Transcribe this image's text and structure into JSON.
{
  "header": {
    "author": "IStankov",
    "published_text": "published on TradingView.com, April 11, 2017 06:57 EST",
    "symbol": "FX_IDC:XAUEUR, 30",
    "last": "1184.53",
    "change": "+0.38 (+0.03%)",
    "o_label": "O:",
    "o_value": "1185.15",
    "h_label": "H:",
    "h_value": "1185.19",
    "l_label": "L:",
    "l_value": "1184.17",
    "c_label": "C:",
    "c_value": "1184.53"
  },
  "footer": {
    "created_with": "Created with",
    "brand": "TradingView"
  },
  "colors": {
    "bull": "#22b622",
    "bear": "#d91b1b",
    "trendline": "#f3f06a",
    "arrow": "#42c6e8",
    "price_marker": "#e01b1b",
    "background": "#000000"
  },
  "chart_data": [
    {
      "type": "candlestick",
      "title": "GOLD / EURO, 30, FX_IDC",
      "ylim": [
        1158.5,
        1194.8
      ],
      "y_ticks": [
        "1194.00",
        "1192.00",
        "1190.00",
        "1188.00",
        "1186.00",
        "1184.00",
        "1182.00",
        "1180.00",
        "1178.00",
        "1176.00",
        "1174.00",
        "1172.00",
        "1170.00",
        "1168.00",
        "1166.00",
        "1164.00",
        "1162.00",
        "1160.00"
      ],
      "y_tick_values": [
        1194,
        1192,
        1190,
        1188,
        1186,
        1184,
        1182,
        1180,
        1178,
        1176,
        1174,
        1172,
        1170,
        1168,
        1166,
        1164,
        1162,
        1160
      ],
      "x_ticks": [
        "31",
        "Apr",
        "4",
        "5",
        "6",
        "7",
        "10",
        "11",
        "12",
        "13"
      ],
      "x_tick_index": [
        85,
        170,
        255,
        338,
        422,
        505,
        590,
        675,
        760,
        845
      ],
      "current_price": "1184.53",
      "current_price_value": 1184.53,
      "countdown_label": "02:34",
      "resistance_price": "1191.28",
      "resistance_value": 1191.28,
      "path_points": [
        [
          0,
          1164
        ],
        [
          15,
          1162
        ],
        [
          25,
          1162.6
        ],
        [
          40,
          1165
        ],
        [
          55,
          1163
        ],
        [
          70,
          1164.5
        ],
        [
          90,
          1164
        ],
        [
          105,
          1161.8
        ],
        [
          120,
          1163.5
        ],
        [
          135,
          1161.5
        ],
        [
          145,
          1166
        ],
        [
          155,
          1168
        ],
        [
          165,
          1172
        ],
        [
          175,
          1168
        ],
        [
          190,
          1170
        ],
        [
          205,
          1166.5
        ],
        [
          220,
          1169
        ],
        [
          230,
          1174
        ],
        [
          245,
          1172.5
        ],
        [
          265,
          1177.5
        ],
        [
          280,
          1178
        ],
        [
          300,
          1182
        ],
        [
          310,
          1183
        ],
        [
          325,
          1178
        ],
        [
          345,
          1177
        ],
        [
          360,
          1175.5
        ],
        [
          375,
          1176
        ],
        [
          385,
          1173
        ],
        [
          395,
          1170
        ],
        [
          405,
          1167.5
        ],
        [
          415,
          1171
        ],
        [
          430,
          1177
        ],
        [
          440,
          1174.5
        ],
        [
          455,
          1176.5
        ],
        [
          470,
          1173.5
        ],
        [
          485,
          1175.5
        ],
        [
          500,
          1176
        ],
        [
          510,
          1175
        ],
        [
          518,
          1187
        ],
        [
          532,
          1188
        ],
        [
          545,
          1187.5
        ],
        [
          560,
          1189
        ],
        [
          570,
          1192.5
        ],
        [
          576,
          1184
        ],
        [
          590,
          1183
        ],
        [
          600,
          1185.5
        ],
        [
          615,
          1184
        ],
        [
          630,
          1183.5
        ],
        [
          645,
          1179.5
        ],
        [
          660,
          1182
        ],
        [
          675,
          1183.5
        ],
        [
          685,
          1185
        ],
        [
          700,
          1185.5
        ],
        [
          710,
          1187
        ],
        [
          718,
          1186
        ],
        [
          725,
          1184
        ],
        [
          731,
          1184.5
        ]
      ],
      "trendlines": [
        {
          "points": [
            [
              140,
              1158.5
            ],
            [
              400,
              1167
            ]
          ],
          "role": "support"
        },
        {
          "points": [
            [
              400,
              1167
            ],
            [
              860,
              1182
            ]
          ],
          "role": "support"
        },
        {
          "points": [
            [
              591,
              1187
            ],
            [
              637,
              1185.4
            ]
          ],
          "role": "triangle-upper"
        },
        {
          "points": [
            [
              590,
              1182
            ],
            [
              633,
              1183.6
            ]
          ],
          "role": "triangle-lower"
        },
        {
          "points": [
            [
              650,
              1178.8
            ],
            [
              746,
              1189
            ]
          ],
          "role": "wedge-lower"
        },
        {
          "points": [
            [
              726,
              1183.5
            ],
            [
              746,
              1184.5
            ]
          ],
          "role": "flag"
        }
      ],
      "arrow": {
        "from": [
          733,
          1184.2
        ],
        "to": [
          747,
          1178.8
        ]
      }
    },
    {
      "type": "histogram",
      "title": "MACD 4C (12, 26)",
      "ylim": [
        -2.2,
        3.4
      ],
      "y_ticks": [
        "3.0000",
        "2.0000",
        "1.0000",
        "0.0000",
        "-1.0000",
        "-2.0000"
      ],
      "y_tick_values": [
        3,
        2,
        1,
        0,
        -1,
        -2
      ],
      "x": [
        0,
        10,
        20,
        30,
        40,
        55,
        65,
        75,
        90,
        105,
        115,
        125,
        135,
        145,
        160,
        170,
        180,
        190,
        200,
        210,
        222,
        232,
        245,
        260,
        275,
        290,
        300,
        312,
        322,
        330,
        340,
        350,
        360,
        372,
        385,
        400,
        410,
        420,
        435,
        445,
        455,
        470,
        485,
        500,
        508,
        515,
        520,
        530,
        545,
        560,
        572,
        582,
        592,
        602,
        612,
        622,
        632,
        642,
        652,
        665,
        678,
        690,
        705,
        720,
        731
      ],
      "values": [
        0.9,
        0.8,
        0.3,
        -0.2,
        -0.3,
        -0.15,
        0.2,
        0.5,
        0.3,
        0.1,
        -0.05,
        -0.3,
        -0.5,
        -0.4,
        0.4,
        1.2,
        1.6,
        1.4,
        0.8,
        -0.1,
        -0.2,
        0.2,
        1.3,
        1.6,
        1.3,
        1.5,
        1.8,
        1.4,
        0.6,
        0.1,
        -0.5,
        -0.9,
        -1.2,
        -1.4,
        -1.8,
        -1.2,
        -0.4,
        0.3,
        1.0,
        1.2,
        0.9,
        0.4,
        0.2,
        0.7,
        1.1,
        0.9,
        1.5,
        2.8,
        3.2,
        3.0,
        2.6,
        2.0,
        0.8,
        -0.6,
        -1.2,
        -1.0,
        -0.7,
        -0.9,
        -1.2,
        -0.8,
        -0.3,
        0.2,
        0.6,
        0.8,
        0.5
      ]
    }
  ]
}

++++++++++

Given exercise:
Faithfully copy every entry, leaving nothing out.

Solved problem:
Transcribe this image's text and structure into JSON.
{
  "header": {
    "author": "IStankov",
    "published_text": "published on TradingView.com, April 11, 2017 06:57 EST",
    "symbol": "FX_IDC:XAUEUR, 30",
    "last": "1184.53",
    "change": "+0.38 (+0.03%)",
    "o_label": "O:",
    "o_value": "1185.15",
    "h_label": "H:",
    "h_value": "1185.19",
    "l_label": "L:",
    "l_value": "1184.17",
    "c_label": "C:",
    "c_value": "1184.53"
  },
  "footer": {
    "created_with": "Created with",
    "brand": "TradingView"
  },
  "colors": {
    "bull": "#22b622",
    "bear": "#d91b1b",
    "trendline": "#f3f06a",
    "arrow": "#42c6e8",
    "price_marker": "#e01b1b",
    "background": "#000000"
  },
  "chart_data": [
    {
      "type": "candlestick",
      "title": "GOLD / EURO, 30, FX_IDC",
      "ylim": [
        1158.5,
        1194.8
      ],
      "y_ticks": [
        "1194.00",
        "1192.00",
        "1190.00",
        "1188.00",
        "1186.00",
        "1184.00",
        "1182.00",
        "1180.00",
        "1178.00",
        "1176.00",
        "1174.00",
        "1172.00",
        "1170.00",
        "1168.00",
        "1166.00",
        "1164.00",
        "1162.00",
        "1160.00"
      ],
      "y_tick_values": [
        1194,
        1192,
        1190,
        1188,
        1186,
        1184,
        1182,
        1180,
        1178,
        1176,
        1174,
        1172,
        1170,
        1168,
        1166,
        1164,
        1162,
        1160
      ],
      "x_ticks": [
        "31",
        "Apr",
        "4",
        "5",
        "6",
        "7",
        "10",
        "11",
        "12",
        "13"
      ],
      "x_tick_index": [
        85,
        170,
        255,
        338,
        422,
        505,
        590,
        675,
        760,
        845
      ],
      "current_price": "1184.53",
      "current_price_value": 1184.53,
      "countdown_label": "02:34",
      "resistance_price": "1191.28",
      "resistance_value": 1191.28,
      "path_points": [
        [
          0,
          1164
        ],
        [
          15,
          1162
        ],
        [
          25,
          1162.6
        ],
        [
          40,
          1165
        ],
        [
          55,
          1163
        ],
        [
          70,
          1164.5
        ],
        [
          90,
          1164
        ],
        [
          105,
          1161.8
        ],
        [
          120,
          1163.5
        ],
        [
          135,
          1161.5
        ],
        [
          145,
          1166
        ],
        [
          155,
          1168
        ],
        [
          165,
          1172
        ],
        [
          175,
          1168
        ],
        [
          190,
          1170
        ],
        [
          205,
          1166.5
        ],
        [
          220,
          1169
        ],
        [
          230,
          1174
        ],
        [
          245,
          1172.5
        ],
        [
          265,
          1177.5
        ],
        [
          280,
          1178
        ],
        [
          300,
          1182
        ],
        [
          310,
          1183
        ],
        [
          325,
          1178
        ],
        [
          345,
          1177
        ],
        [
          360,
          1175.5
        ],
        [
          375,
          1176
        ],
        [
          385,
          1173
        ],
        [
          395,
          1170
        ],
        [
          405,
          1167.5
        ],
        [
          415,
          1171
        ],
        [
          430,
          1177
        ],
        [
          440,
          1174.5
        ],
        [
          455,
          1176.5
        ],
        [
          470,
          1173.5
        ],
        [
          485,
          1175.5
        ],
        [
          500,
          1176
        ],
        [
          510,
          1175
        ],
        [
          518,
          1187
        ],
        [
          532,
          1188
        ],
        [
          545,
          1187.5
        ],
        [
          560,
          1189
        ],
        [
          570,
          1192.5
        ],
        [
          576,
          1184
        ],
        [
          590,
          1183
        ],
        [
          600,
          1185.5
        ],
        [
          615,
          1184
        ],
        [
          630,
          1183.5
        ],
        [
          645,
          1179.5
        ],
        [
          660,
          1182
        ],
        [
          675,
          1183.5
        ],
        [
          685,
          1185
        ],
        [
          700,
          1185.5
        ],
        [
          710,
          1187
        ],
        [
          718,
          1186
        ],
        [
          725,
          1184
        ],
        [
          731,
          1184.5
        ]
      ],
      "trendlines": [
        {
          "points": [
            [
              140,
              1158.5
            ],
            [
              400,
              1167
            ]
          ],
          "role": "support"
        },
        {
          "points": [
            [
              400,
              1167
            ],
            [
              860,
              1182
            ]
          ],
          "role": "support"
        },
        {
          "points": [
            [
              591,
              1187
            ],
            [
              637,
              1185.4
            ]
          ],
          "role": "triangle-upper"
        },
        {
          "points": [
            [
              590,
              1182
            ],
            [
              633,
              1183.6
            ]
          ],
          "role": "triangle-lower"
        },
        {
          "points": [
            [
              650,
              1178.8
            ],
            [
              746,
              1189
            ]
          ],
          "role": "wedge-lower"
        },
        {
          "points": [
            [
              726,
              1183.5
            ],
            [
              746,
              1184.5
            ]
          ],
          "role": "flag"
        }
      ],
      "arrow": {
        "from": [
          733,
          1184.2
        ],
        "to": [
          747,
          1178.8
        ]
      }
    },
    {
      "type": "histogram",
      "title": "MACD 4C (12, 26)",
      "ylim": [
        -2.2,
        3.4
      ],
      "y_ticks": [
        "3.0000",
        "2.0000",
        "1.0000",
        "0.0000",
        "-1.0000",
        "-2.0000"
      ],
      "y_tick_values": [
        3,
        2,
        1,
        0,
        -1,
        -2
      ],
      "x": [
        0,
        10,
        20,
        30,
        40,
        55,
        65,
        75,
        90,
        105,
        115,
        125,
        135,
        145,
        160,
        170,
        180,
        190,
        200,
        210,
        222,
        232,
        245,
        260,
        275,
        290,
        300,
        312,
        322,
        330,
        340,
        350,
        360,
        372,
        385,
        400,
        410,
        420,
        435,
        445,
        455,
        470,
        485,
        500,
        508,
        515,
        520,
        530,
        545,
        560,
        572,
        582,
        592,
        602,
        612,
        622,
        632,
        642,
        652,
        665,
        678,
        690,
        705,
        720,
        731
      ],
      "values": [
        0.9,
        0.8,
        0.3,
        -0.2,
        -0.3,
        -0.15,
        0.2,
        0.5,
        0.3,
        0.1,
        -0.05,
        -0.3,
        -0.5,
        -0.4,
        0.4,
        1.2,
        1.6,
        1.4,
        0.8,
        -0.1,
        -0.2,
        0.2,
        1.3,
        1.6,
        1.3,
        1.5,
        1.8,
        1.4,
        0.6,
        0.1,
        -0.5,
        -0.9,
        -1.2,
        -1.4,
        -1.8,
        -1.2,
        -0.4,
        0.3,
        1.0,
        1.2,
        0.9,
        0.4,
        0.2,
        0.7,
        1.1,
        0.9,
        1.5,
        2.8,
        3.2,
        3.0,
        2.6,
        2.0,
        0.8,
        -0.6,
        -1.2,
        -1.0,
        -0.7,
        -0.9,
        -1.2,
        -0.8,
        -0.3,
        0.2,
        0.6,
        0.8,
        0.5
      ]
    }
  ]
}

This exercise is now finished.